EXERCISE — List each line of the data that holds the word "JSON".

+++ MATERIAL

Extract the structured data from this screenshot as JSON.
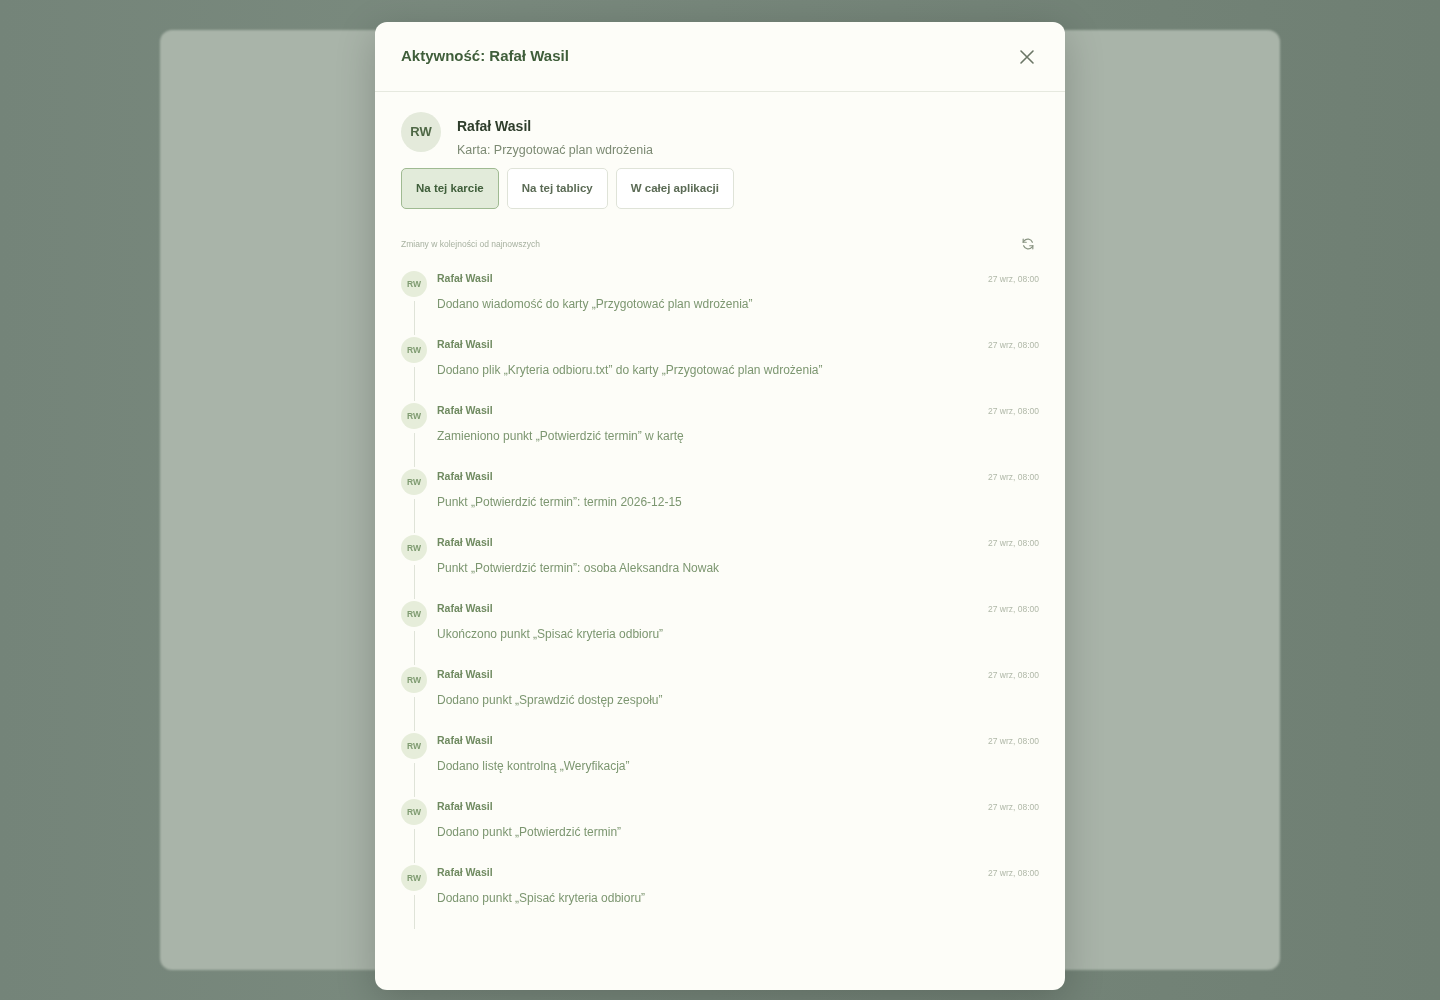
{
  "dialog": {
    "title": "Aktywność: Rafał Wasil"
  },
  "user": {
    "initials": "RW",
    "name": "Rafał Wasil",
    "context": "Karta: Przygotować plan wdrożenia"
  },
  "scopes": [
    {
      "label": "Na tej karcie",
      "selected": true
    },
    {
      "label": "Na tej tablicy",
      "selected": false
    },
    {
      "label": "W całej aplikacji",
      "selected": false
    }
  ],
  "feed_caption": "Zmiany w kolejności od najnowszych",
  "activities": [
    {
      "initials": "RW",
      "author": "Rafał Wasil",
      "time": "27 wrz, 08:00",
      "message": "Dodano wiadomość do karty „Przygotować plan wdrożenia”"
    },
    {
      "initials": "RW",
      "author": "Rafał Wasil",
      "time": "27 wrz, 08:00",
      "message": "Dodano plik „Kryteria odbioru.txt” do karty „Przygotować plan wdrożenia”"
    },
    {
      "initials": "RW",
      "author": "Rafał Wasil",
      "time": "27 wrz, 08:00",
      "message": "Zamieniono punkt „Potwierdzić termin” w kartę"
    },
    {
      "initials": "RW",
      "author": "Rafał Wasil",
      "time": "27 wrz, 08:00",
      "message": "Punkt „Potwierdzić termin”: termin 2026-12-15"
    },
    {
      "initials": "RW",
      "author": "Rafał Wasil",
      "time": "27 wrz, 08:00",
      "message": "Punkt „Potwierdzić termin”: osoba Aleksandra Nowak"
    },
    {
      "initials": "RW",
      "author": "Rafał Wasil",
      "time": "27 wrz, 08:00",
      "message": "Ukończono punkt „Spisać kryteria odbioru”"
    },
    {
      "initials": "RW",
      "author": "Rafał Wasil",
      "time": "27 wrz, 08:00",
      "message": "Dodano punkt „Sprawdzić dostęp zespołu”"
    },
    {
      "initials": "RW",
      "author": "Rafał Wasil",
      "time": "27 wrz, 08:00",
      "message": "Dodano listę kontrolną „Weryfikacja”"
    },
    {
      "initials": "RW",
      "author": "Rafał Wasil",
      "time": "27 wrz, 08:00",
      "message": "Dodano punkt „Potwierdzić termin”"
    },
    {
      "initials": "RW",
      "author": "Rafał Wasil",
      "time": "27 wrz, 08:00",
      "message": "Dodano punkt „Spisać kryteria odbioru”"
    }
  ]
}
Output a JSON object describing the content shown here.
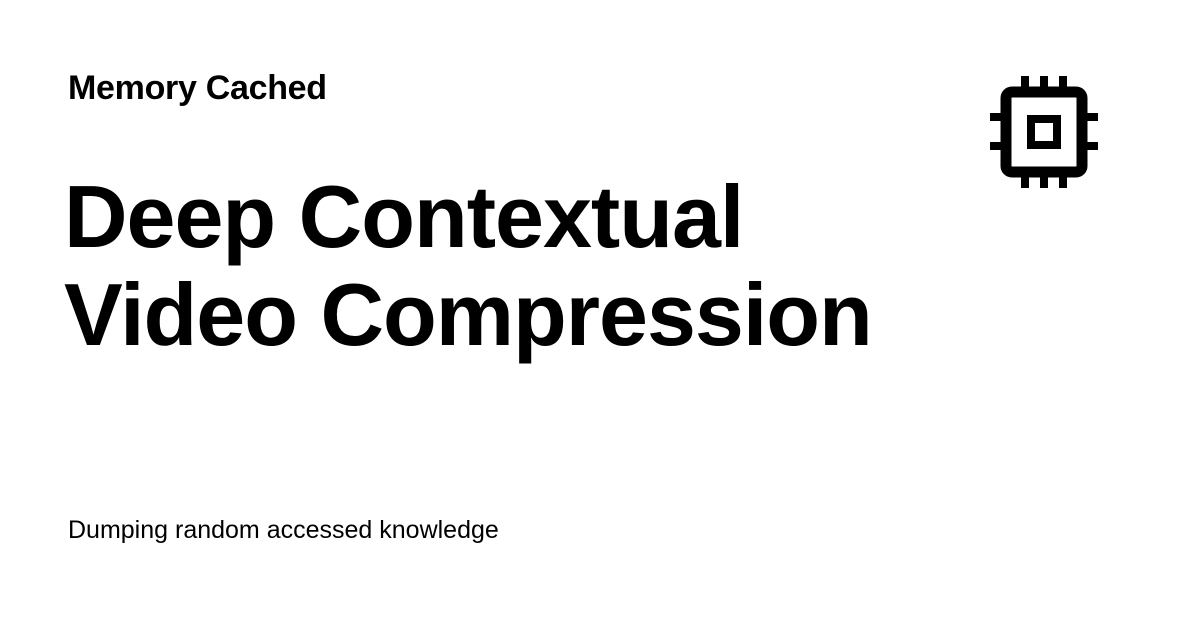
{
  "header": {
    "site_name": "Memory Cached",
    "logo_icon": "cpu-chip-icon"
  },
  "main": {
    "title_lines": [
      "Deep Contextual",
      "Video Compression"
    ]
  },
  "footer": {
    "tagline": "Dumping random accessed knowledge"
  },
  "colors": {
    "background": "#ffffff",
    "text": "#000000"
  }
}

++++++

SOLUTION TO THIS EXERCISE —
Extract the structured data from this screenshot as JSON.
Output a JSON object describing the content shown here.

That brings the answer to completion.